Reproduza o trecho selecionado por inteiro, sem nenhuma alteração.

Trecho selecionado |
===============
O
ônibus entra pela estrada do Imirim, na altura da praça da igreja, o relógio
marca nove e meia da manhã, o dia está lindo e claro, o sol muito quente, o
suor encharca meus cabelos e escorre para o meu rosto e pescoço, observo as
ruas asfaltadas, com bonitas casas bem cuidadas, os terrenos baldios de outrora
estão ocupados com lojas, cartórios, padarias e imobiliária. Vejo os pontos de
ônibus com aglomeração de pessoas, transeuntes bem vestidos caminham pelas
ruas, entram e saem do supermercado próximo ao Largo do Japonês, no lugar do
antigo posto de gasolina na esquina da Rua Itaberaba com o Largo do Japonês,
ocupa o suntuoso prédio do banco Bradesco. Faróis por todos os lados
disciplinam o tráfego intenso. Olho para frente, fico surpresa! Os morros de
Itaberaba, Vila Rica e Penteado, totalmente urbanizados,os telhados das casas
banhados pela luz do sol. Sinto-me emocionada! Ver Cachoeirinha no presente foi
um sonho do passado. Agora já não é só o suor que molha o meu rosto, pois se
mistura com as lágrimas que jorram dos meus olhos, devido a forte emoção.Meu
pensamento retrocede ao inverno de 1959 e a imagem de duas moças lindas, loiras
de olhos azuis e semblante divino surgi no palco de minha mente, Sister Norma
Richardson e Sister Gytembi: As duas missionárias que bateram à nossa porta.
Fico imaginando aquele momento em que eu disse a elas que nós não poderíamos
batizar por não poder guardar todos os
mandamentos de Deus, pois o dízimo seria o maior impecilio, pois a aposentadoria
do Pedro dava somente para pagar o aluguel e nada mais. Lembro-me claramente
das palavras que Sister Richardson nos respondeu: “Irmãos, não posso dizer para
que não paguem o dízimo, pois não tenho o direito de impedir que recebam as
bênçãos do Senhor!” Nós lhe respondemos: “Está bem, prometemos guardar todos os
mandamentos do Senhor.” Nós nos batizamos no dia 12 de Setembro de 1959. A reunião batismal
foi marcada para as 18 horas, a tarde estava extremamente fria e caía garoa,
mas a chama de nossa fé aquecia nossos corações .
===============
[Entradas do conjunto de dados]
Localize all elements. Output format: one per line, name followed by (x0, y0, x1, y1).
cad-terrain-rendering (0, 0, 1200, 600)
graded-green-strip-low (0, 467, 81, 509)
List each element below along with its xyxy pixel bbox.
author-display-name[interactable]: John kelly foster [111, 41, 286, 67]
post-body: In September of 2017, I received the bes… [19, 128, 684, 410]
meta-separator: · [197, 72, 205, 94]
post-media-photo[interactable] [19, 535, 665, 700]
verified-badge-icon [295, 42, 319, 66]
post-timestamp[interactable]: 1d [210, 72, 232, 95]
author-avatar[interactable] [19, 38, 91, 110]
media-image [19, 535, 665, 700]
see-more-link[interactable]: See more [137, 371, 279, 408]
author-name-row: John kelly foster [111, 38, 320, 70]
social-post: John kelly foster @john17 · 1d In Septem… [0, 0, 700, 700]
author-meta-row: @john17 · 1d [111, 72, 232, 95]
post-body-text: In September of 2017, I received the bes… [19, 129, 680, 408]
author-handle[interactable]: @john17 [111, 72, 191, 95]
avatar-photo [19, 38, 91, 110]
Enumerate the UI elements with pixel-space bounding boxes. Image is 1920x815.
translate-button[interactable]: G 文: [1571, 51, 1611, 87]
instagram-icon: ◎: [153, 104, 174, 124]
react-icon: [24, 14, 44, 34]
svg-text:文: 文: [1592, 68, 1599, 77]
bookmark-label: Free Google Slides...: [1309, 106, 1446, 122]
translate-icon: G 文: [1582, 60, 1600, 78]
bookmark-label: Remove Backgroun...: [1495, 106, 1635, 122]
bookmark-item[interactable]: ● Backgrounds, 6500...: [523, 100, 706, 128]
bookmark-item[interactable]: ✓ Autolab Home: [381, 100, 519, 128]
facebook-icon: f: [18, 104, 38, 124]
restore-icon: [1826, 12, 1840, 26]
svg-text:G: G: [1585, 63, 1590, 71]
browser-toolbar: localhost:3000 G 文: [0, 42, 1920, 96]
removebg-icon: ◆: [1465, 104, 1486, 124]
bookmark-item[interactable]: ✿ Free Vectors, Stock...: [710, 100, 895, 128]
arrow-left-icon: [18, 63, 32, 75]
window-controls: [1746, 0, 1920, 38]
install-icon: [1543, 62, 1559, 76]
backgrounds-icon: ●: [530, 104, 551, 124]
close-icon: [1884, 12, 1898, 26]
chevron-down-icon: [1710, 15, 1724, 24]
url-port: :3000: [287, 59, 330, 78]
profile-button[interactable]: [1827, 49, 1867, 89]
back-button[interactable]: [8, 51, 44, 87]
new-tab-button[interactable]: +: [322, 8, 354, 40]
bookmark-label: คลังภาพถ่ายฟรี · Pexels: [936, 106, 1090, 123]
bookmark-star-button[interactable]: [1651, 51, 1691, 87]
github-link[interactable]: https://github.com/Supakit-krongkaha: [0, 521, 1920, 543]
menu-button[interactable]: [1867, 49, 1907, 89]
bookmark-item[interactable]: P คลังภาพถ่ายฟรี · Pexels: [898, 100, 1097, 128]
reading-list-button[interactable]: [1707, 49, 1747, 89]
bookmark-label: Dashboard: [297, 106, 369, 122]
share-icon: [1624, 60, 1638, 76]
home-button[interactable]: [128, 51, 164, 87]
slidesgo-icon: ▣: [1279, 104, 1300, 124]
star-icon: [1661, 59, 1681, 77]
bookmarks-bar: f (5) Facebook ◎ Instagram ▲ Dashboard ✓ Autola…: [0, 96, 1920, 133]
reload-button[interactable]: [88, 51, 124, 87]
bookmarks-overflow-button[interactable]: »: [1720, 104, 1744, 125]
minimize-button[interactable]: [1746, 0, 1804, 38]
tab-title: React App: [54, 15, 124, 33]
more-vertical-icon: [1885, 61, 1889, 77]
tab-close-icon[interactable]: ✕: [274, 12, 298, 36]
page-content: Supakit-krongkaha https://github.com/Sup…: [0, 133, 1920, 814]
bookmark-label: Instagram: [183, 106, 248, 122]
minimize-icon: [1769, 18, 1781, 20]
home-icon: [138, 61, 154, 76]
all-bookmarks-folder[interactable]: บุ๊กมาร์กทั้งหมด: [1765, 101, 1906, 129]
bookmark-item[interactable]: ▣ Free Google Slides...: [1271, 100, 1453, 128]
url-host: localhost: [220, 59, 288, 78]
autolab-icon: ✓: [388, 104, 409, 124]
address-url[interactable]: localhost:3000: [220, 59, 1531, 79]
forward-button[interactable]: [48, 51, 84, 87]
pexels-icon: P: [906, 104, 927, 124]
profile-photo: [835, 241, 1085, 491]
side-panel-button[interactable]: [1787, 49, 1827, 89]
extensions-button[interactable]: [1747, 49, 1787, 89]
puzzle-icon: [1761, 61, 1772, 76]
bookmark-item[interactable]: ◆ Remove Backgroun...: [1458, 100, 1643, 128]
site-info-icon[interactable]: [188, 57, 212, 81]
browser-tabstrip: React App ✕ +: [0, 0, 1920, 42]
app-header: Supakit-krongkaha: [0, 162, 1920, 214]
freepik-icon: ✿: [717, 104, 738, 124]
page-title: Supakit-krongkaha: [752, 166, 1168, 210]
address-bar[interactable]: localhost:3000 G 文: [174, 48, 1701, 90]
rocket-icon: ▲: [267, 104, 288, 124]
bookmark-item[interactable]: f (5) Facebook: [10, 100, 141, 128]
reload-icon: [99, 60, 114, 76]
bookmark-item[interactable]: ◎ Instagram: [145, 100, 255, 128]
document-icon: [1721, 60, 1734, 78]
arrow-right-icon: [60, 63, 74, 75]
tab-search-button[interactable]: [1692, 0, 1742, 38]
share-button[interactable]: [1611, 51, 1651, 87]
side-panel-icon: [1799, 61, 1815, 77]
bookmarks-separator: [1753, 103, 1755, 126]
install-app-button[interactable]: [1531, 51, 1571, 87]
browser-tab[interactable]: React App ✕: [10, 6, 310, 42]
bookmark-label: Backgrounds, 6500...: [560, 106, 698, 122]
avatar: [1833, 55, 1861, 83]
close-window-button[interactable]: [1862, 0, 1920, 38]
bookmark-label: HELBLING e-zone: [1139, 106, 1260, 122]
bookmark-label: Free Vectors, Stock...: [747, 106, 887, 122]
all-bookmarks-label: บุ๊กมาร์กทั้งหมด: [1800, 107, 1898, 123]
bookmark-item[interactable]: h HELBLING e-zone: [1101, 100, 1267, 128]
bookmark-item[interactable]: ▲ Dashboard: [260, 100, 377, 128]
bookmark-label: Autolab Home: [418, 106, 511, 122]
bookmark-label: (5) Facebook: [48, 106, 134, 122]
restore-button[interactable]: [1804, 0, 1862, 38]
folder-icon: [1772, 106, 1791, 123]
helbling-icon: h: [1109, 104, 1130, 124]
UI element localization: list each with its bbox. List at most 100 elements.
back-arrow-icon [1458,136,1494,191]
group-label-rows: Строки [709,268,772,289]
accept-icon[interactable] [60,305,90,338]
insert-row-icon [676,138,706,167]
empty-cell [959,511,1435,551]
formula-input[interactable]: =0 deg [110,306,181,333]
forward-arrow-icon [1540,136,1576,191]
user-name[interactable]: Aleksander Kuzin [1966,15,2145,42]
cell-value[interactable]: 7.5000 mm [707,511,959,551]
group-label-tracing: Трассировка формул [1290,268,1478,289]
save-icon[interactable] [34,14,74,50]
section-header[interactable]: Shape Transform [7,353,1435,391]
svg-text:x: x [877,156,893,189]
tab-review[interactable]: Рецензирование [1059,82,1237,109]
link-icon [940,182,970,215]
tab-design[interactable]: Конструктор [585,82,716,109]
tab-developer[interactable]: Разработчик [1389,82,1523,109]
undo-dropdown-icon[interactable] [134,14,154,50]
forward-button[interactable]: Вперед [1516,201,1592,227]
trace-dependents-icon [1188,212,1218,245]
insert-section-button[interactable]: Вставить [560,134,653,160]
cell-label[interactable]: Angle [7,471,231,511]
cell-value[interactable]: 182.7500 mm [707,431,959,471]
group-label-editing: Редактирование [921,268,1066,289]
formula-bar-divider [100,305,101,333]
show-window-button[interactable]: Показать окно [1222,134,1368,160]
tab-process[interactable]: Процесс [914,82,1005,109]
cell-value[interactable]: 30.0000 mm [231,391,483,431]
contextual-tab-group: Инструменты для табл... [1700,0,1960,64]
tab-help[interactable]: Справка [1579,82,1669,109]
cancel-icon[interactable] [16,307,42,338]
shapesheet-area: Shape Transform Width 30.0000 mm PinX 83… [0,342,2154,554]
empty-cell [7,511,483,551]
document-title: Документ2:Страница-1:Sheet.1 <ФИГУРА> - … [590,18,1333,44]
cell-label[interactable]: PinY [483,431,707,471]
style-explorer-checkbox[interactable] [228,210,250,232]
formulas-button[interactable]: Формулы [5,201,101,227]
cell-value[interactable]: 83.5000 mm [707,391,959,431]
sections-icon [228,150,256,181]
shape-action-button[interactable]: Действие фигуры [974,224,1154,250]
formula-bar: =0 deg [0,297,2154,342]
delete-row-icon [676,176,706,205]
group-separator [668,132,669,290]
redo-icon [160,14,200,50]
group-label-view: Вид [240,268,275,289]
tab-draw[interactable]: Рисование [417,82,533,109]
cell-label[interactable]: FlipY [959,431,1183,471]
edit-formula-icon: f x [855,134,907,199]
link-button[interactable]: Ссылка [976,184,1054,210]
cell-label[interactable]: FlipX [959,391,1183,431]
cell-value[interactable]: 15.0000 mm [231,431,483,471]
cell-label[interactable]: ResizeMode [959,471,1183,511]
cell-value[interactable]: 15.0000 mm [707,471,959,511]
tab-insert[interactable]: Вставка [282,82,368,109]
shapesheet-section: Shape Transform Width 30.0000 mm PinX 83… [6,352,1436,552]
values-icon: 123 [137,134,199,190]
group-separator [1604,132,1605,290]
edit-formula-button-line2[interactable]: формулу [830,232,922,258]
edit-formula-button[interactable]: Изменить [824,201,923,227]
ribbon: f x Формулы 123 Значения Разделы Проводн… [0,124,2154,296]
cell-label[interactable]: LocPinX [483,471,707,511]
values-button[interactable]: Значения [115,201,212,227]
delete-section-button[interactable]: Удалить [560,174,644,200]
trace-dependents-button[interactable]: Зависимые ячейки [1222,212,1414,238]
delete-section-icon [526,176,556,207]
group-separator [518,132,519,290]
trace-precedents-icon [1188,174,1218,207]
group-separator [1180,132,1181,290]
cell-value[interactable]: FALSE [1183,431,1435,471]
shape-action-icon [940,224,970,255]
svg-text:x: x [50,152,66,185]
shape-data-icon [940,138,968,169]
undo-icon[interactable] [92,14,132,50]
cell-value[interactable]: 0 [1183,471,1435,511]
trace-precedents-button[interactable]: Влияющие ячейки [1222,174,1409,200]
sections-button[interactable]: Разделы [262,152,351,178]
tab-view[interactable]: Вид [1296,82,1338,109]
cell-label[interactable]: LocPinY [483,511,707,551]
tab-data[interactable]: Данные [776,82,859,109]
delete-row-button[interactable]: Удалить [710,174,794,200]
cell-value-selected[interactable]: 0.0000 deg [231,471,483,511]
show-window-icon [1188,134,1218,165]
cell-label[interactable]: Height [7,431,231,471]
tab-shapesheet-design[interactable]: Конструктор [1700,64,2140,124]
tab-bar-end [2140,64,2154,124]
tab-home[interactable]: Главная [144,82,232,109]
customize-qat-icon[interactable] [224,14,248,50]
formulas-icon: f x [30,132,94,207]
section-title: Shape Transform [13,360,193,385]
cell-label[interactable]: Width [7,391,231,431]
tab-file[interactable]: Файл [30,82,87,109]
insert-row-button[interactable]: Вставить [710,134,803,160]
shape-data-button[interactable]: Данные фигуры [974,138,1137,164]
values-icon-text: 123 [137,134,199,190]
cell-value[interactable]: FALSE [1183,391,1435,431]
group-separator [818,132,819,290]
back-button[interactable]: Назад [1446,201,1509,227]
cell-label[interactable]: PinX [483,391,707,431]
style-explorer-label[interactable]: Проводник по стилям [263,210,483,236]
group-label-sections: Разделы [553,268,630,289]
===============
Resultado a seguir |
O
ônibus entra pela estrada do Imirim, na altura da praça da igreja, o relógio
marca nove e meia da manhã, o dia está lindo e claro, o sol muito quente, o
suor encharca meus cabelos e escorre para o meu rosto e pescoço, observo as
ruas asfaltadas, com bonitas casas bem cuidadas, os terrenos baldios de outrora
estão ocupados com lojas, cartórios, padarias e imobiliária. Vejo os pontos de
ônibus com aglomeração de pessoas, transeuntes bem vestidos caminham pelas
ruas, entram e saem do supermercado próximo ao Largo do Japonês, no lugar do
antigo posto de gasolina na esquina da Rua Itaberaba com o Largo do Japonês,
ocupa o suntuoso prédio do banco Bradesco. Faróis por todos os lados
disciplinam o tráfego intenso. Olho para frente, fico surpresa! Os morros de
Itaberaba, Vila Rica e Penteado, totalmente urbanizados,os telhados das casas
banhados pela luz do sol. Sinto-me emocionada! Ver Cachoeirinha no presente foi
um sonho do passado. Agora já não é só o suor que molha o meu rosto, pois se
mistura com as lágrimas que jorram dos meus olhos, devido a forte emoção.Meu
pensamento retrocede ao inverno de 1959 e a imagem de duas moças lindas, loiras
de olhos azuis e semblante divino surgi no palco de minha mente, Sister Norma
Richardson e Sister Gytembi: As duas missionárias que bateram à nossa porta.
Fico imaginando aquele momento em que eu disse a elas que nós não poderíamos
batizar por não poder guardar todos os
mandamentos de Deus, pois o dízimo seria o maior impecilio, pois a aposentadoria
do Pedro dava somente para pagar o aluguel e nada mais. Lembro-me claramente
das palavras que Sister Richardson nos respondeu: “Irmãos, não posso dizer para
que não paguem o dízimo, pois não tenho o direito de impedir que recebam as
bênçãos do Senhor!” Nós lhe respondemos: “Está bem, prometemos guardar todos os
mandamentos do Senhor.” Nós nos batizamos no dia 12 de Setembro de 1959. A reunião batismal
foi marcada para as 18 horas, a tarde estava extremamente fria e caía garoa,
mas a chama de nossa fé aquecia nossos corações .